### Written task
Take the material below and retype it in full; pictures are left out.

### Records
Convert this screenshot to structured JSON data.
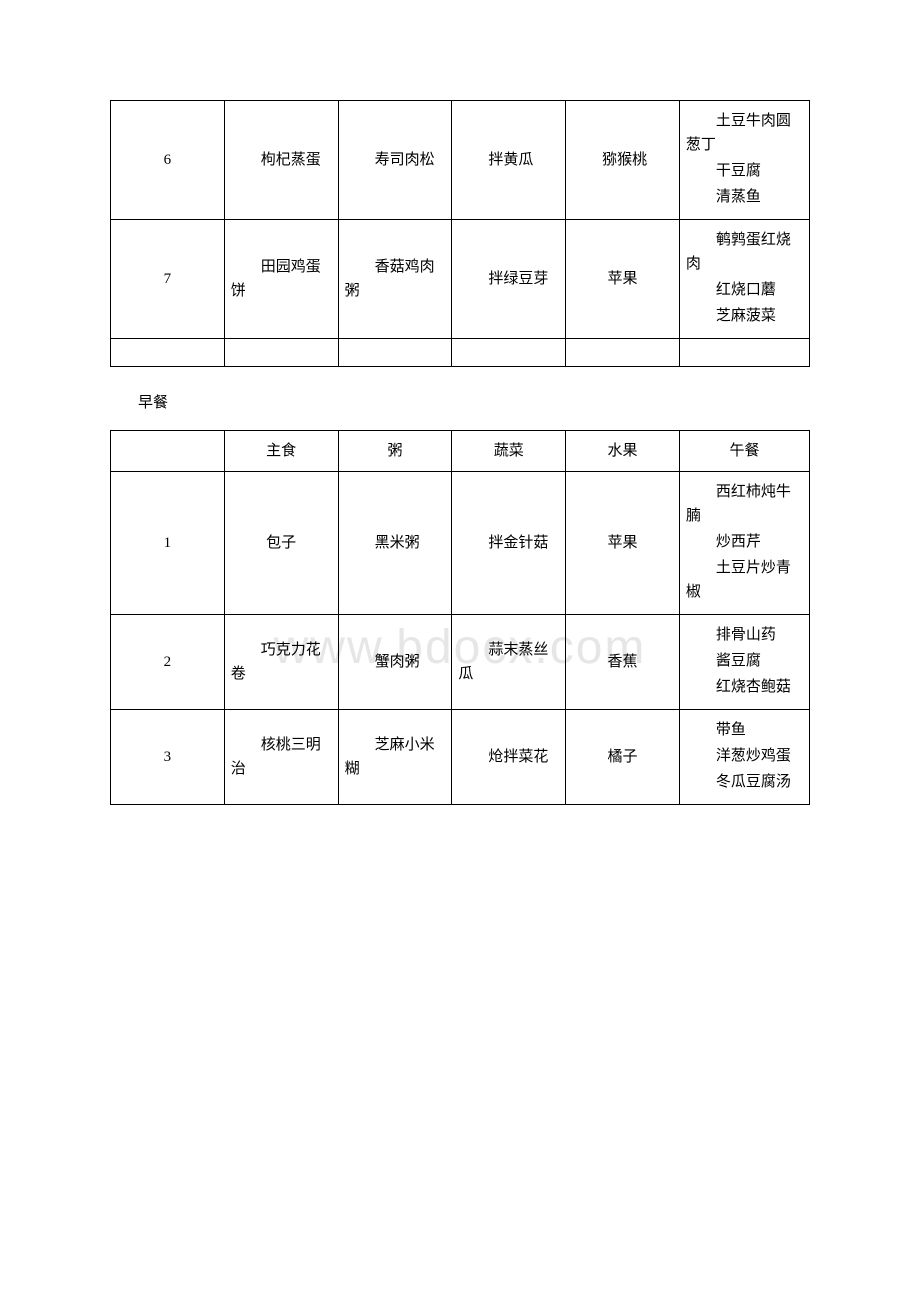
{
  "watermark": "www.bdocx.com",
  "section_label": "早餐",
  "table1": {
    "rows": [
      {
        "num": "6",
        "main": "枸杞蒸蛋",
        "porridge": "寿司肉松",
        "veg": "拌黄瓜",
        "fruit": "猕猴桃",
        "lunch": [
          "土豆牛肉圆葱丁",
          "干豆腐",
          "清蒸鱼"
        ]
      },
      {
        "num": "7",
        "main": "田园鸡蛋饼",
        "porridge": "香菇鸡肉粥",
        "veg": "拌绿豆芽",
        "fruit": "苹果",
        "lunch": [
          "鹌鹑蛋红烧肉",
          "红烧口蘑",
          "芝麻菠菜"
        ]
      }
    ]
  },
  "table2": {
    "headers": [
      "",
      "主食",
      "粥",
      "蔬菜",
      "水果",
      "午餐"
    ],
    "rows": [
      {
        "num": "1",
        "main": "包子",
        "porridge": "黑米粥",
        "veg": "拌金针菇",
        "fruit": "苹果",
        "lunch": [
          "西红柿炖牛腩",
          "炒西芹",
          "土豆片炒青椒"
        ]
      },
      {
        "num": "2",
        "main": "巧克力花卷",
        "porridge": "蟹肉粥",
        "veg": "蒜末蒸丝瓜",
        "fruit": "香蕉",
        "lunch": [
          "排骨山药",
          "酱豆腐",
          "红烧杏鲍菇"
        ]
      },
      {
        "num": "3",
        "main": "核桃三明治",
        "porridge": "芝麻小米糊",
        "veg": "炝拌菜花",
        "fruit": "橘子",
        "lunch": [
          "带鱼",
          "洋葱炒鸡蛋",
          "冬瓜豆腐汤"
        ]
      }
    ]
  }
}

### The result
Convert this screenshot to structured JSON data.
{
  "watermark": "www.bdocx.com",
  "section_label": "早餐",
  "table1": {
    "rows": [
      {
        "num": "6",
        "main": "枸杞蒸蛋",
        "porridge": "寿司肉松",
        "veg": "拌黄瓜",
        "fruit": "猕猴桃",
        "lunch": [
          "土豆牛肉圆葱丁",
          "干豆腐",
          "清蒸鱼"
        ]
      },
      {
        "num": "7",
        "main": "田园鸡蛋饼",
        "porridge": "香菇鸡肉粥",
        "veg": "拌绿豆芽",
        "fruit": "苹果",
        "lunch": [
          "鹌鹑蛋红烧肉",
          "红烧口蘑",
          "芝麻菠菜"
        ]
      }
    ]
  },
  "table2": {
    "headers": [
      "",
      "主食",
      "粥",
      "蔬菜",
      "水果",
      "午餐"
    ],
    "rows": [
      {
        "num": "1",
        "main": "包子",
        "porridge": "黑米粥",
        "veg": "拌金针菇",
        "fruit": "苹果",
        "lunch": [
          "西红柿炖牛腩",
          "炒西芹",
          "土豆片炒青椒"
        ]
      },
      {
        "num": "2",
        "main": "巧克力花卷",
        "porridge": "蟹肉粥",
        "veg": "蒜末蒸丝瓜",
        "fruit": "香蕉",
        "lunch": [
          "排骨山药",
          "酱豆腐",
          "红烧杏鲍菇"
        ]
      },
      {
        "num": "3",
        "main": "核桃三明治",
        "porridge": "芝麻小米糊",
        "veg": "炝拌菜花",
        "fruit": "橘子",
        "lunch": [
          "带鱼",
          "洋葱炒鸡蛋",
          "冬瓜豆腐汤"
        ]
      }
    ]
  }
}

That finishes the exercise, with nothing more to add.